Stored data:
--------------------

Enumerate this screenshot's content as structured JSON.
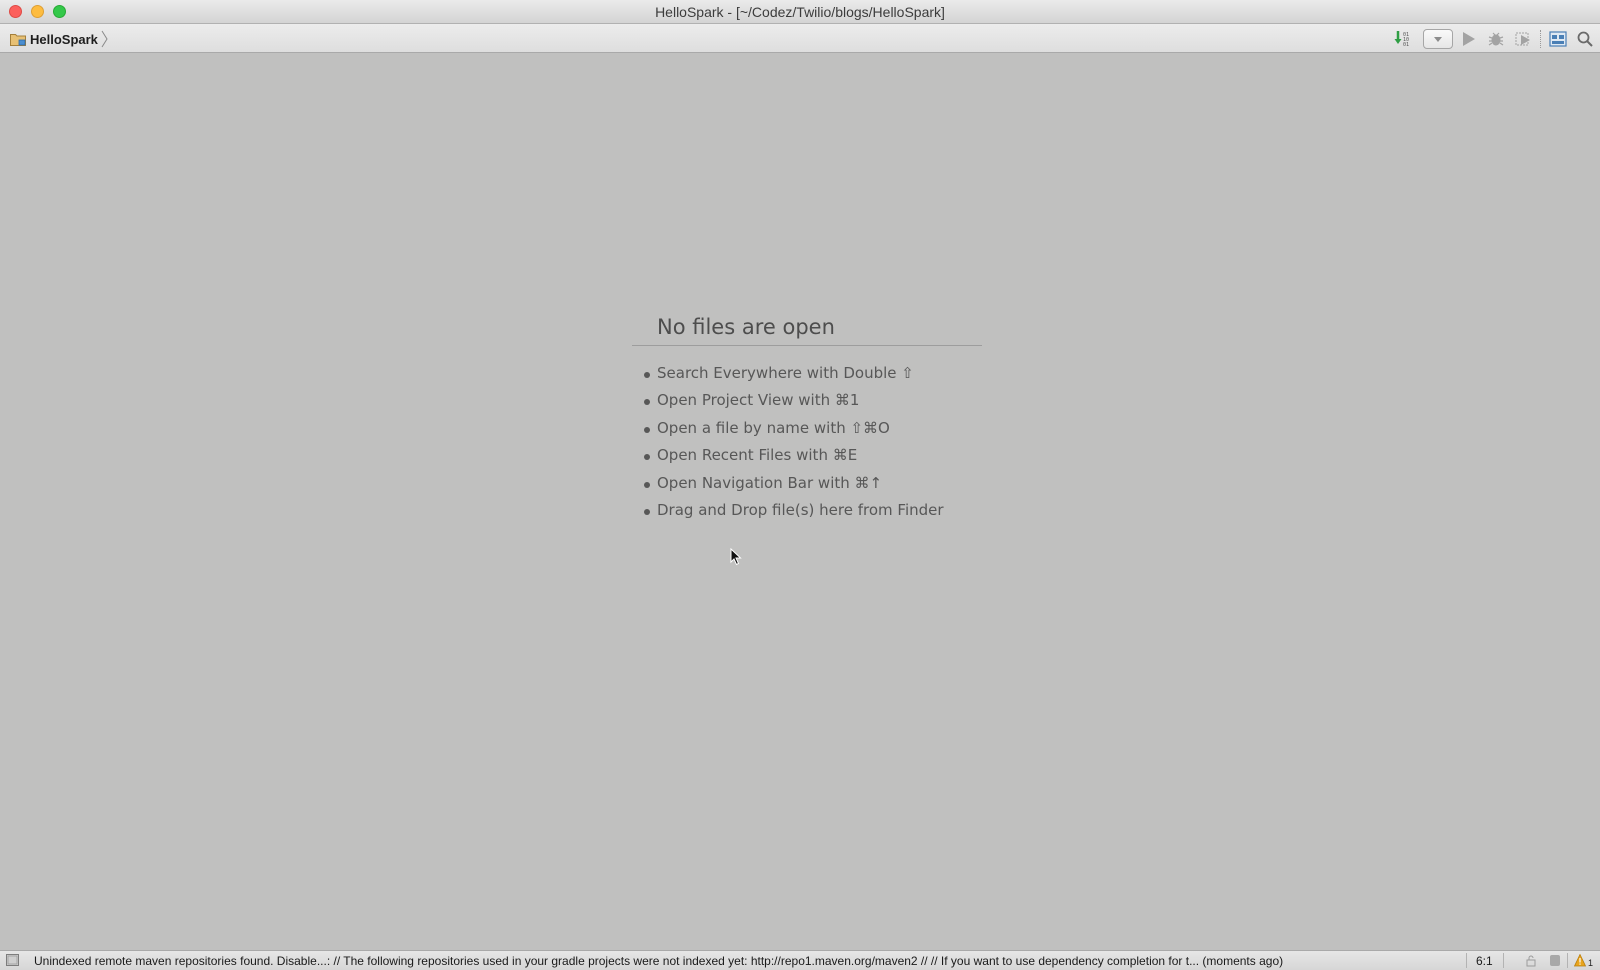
{
  "window": {
    "title": "HelloSpark - [~/Codez/Twilio/blogs/HelloSpark]"
  },
  "navbar": {
    "breadcrumb": [
      {
        "label": "HelloSpark",
        "icon": "folder-icon"
      }
    ],
    "toolbar_icons": [
      "vcs-update-icon",
      "run-configuration-dropdown",
      "run-icon",
      "debug-icon",
      "run-with-coverage-icon",
      "project-structure-icon",
      "search-icon"
    ]
  },
  "editor": {
    "empty_title": "No files are open",
    "hints": [
      "Search Everywhere with Double ⇧",
      "Open Project View with ⌘1",
      "Open a file by name with ⇧⌘O",
      "Open Recent Files with ⌘E",
      "Open Navigation Bar with ⌘↑",
      "Drag and Drop file(s) here from Finder"
    ]
  },
  "statusbar": {
    "message": "Unindexed remote maven repositories found. Disable...: // The following repositories used in your gradle projects were not indexed yet: http://repo1.maven.org/maven2 // // If you want to use dependency completion for t... (moments ago)",
    "caret_position": "6:1",
    "warning_count": "1",
    "colors": {
      "warning": "#e8a41c"
    }
  }
}
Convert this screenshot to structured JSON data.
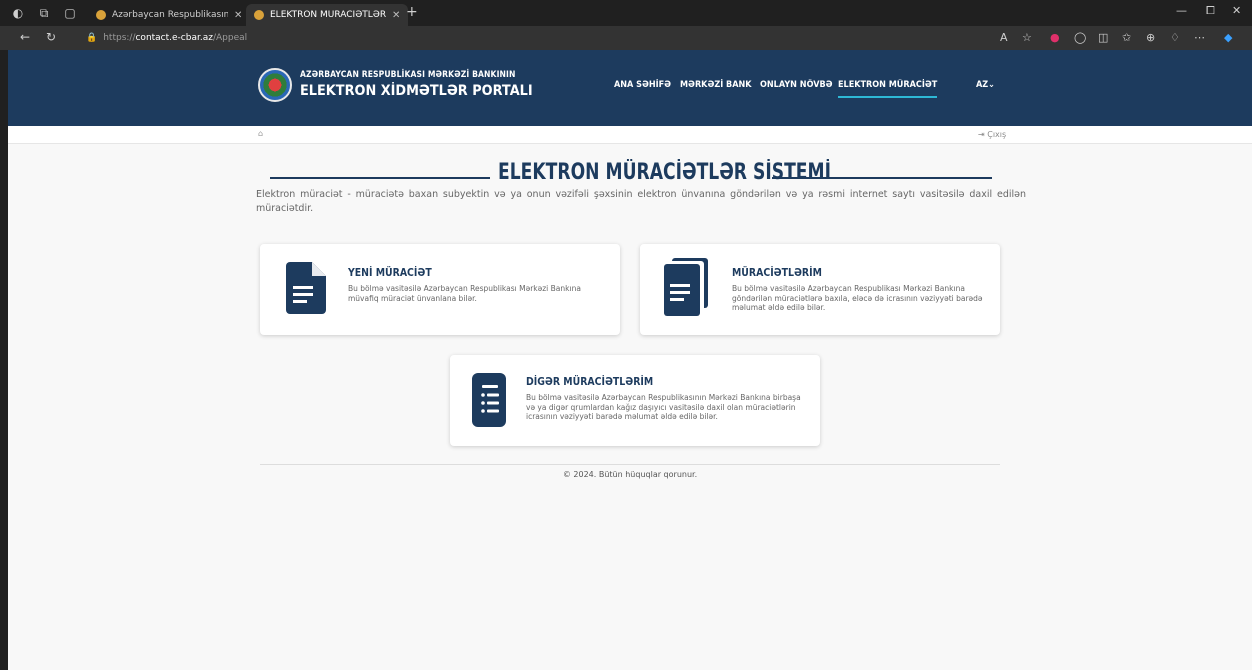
{
  "browser": {
    "tabs": [
      {
        "title": "Azərbaycan Respublikasının Mərkəzi Bankı",
        "active": false
      },
      {
        "title": "ELEKTRON MÜRACİƏTLƏR SİSTEMİ",
        "active": true
      }
    ],
    "url": {
      "scheme": "https://",
      "host": "contact.e-cbar.az",
      "path": "/Appeal"
    }
  },
  "header": {
    "brand_top": "AZƏRBAYCAN RESPUBLİKASI MƏRKƏZİ BANKININ",
    "brand_main": "ELEKTRON XİDMƏTLƏR PORTALI",
    "menu": [
      {
        "label": "ANA SƏHİFƏ"
      },
      {
        "label": "MƏRKƏZİ BANK"
      },
      {
        "label": "ONLAYN NÖVBƏ"
      },
      {
        "label": "ELEKTRON MÜRACİƏT",
        "active": true
      }
    ],
    "language": "AZ⌄"
  },
  "subbar": {
    "logout_label": "Çıxış"
  },
  "main": {
    "title": "ELEKTRON MÜRACİƏTLƏR SİSTEMİ",
    "intro": "Elektron müraciət - müraciətə baxan subyektin və ya onun vəzifəli şəxsinin elektron ünvanına göndərilən və ya rəsmi internet saytı vasitəsilə daxil edilən müraciətdir.",
    "cards": [
      {
        "title": "YENİ MÜRACİƏT",
        "description": "Bu bölmə vasitəsilə Azərbaycan Respublikası Mərkəzi Bankına müvafiq müraciət ünvanlana bilər.",
        "icon": "document-icon"
      },
      {
        "title": "MÜRACİƏTLƏRİM",
        "description": "Bu bölmə vasitəsilə Azərbaycan Respublikası Mərkəzi Bankına göndərilən müraciətlərə baxıla, eləcə də icrasının vəziyyəti barədə məlumat əldə edilə bilər.",
        "icon": "documents-icon"
      },
      {
        "title": "DİGƏR MÜRACİƏTLƏRİM",
        "description": "Bu bölmə vasitəsilə Azərbaycan Respublikasının Mərkəzi Bankına birbaşa və ya digər qrumlardan kağız daşıyıcı vasitəsilə daxil olan müraciətlərin icrasının vəziyyəti barədə məlumat əldə edilə bilər.",
        "icon": "list-icon"
      }
    ]
  },
  "footer": {
    "copyright": "© 2024. Bütün hüquqlar qorunur."
  },
  "colors": {
    "brand_navy": "#1d3b5e",
    "accent_cyan": "#2eb8d6",
    "page_bg": "#f8f8f8"
  }
}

--------------------

Find the string "SİSTEMİ" in the entries above and return each line that holds it.

WRITTEN ANSWER:
        "title": "ELEKTRON MÜRACİƏTLƏR SİSTEMİ",
    "title": "ELEKTRON MÜRACİƏTLƏR SİSTEMİ",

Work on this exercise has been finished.